>>
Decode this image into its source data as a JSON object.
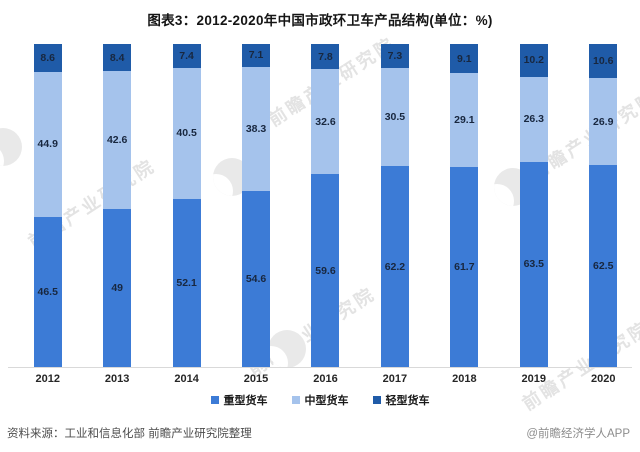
{
  "title": "图表3：2012-2020年中国市政环卫车产品结构(单位：%)",
  "chart_data": {
    "type": "bar",
    "stacked": true,
    "unit": "%",
    "title": "图表3：2012-2020年中国市政环卫车产品结构(单位：%)",
    "categories": [
      "2012",
      "2013",
      "2014",
      "2015",
      "2016",
      "2017",
      "2018",
      "2019",
      "2020"
    ],
    "series": [
      {
        "name": "重型货车",
        "color": "#3c7bd6",
        "values": [
          46.5,
          49,
          52.1,
          54.6,
          59.6,
          62.2,
          61.7,
          63.5,
          62.5
        ]
      },
      {
        "name": "中型货车",
        "color": "#a5c3ec",
        "values": [
          44.9,
          42.6,
          40.5,
          38.3,
          32.6,
          30.5,
          29.1,
          26.3,
          26.9
        ]
      },
      {
        "name": "轻型货车",
        "color": "#1f5ba8",
        "values": [
          8.6,
          8.4,
          7.4,
          7.1,
          7.8,
          7.3,
          9.1,
          10.2,
          10.6
        ]
      }
    ],
    "ylim": [
      0,
      100
    ],
    "grid": false,
    "legend_position": "bottom",
    "axis_line_color": "#d9d9d9"
  },
  "footer": {
    "source": "资料来源：工业和信息化部 前瞻产业研究院整理",
    "credit": "@前瞻经济学人APP"
  },
  "watermark": {
    "text": "前瞻产业研究院"
  }
}
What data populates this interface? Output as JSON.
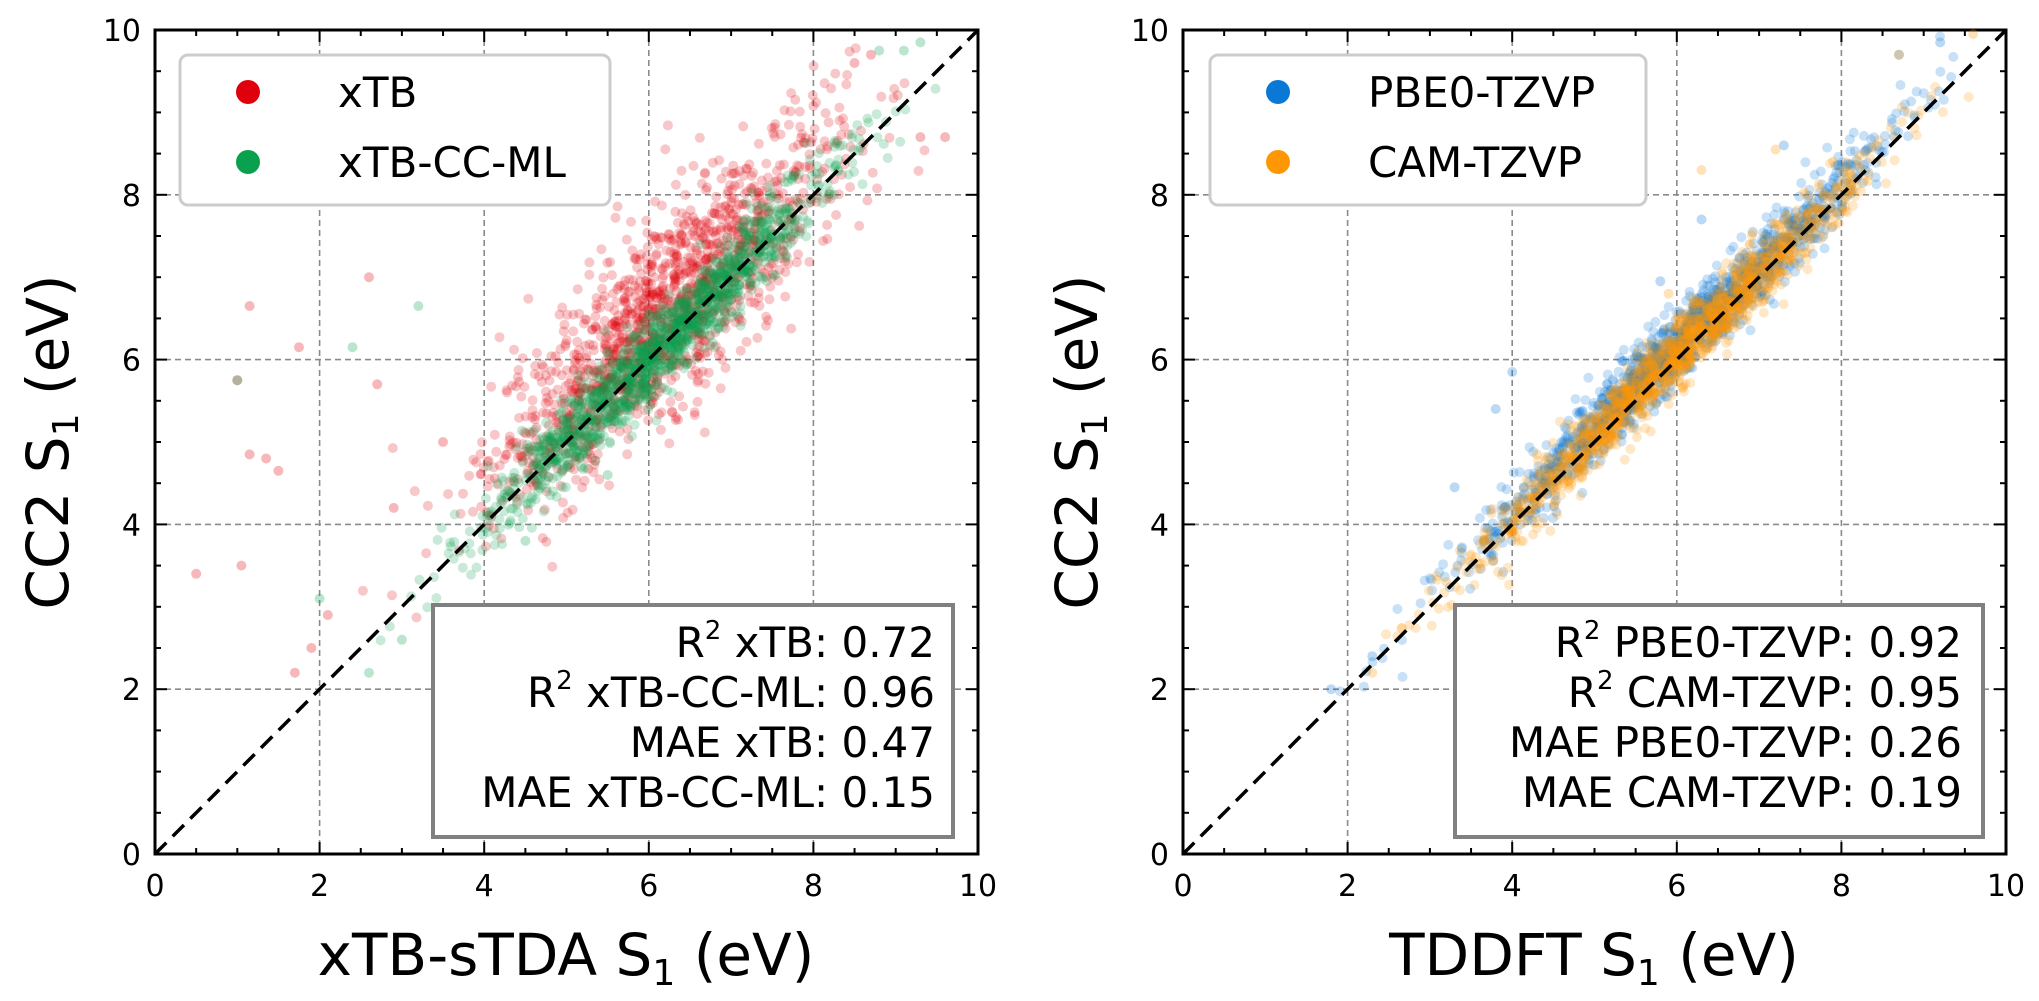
<<
* [EXERCISE INSTRUCTIONS]: Filter out all lines lacking the word "source" and copy the rest.

* [TASK OUTPUT]:
Decode this image into its source data as a JSON object.
    "source": "资料来源：工业和信息化部 前瞻产业研究院整理",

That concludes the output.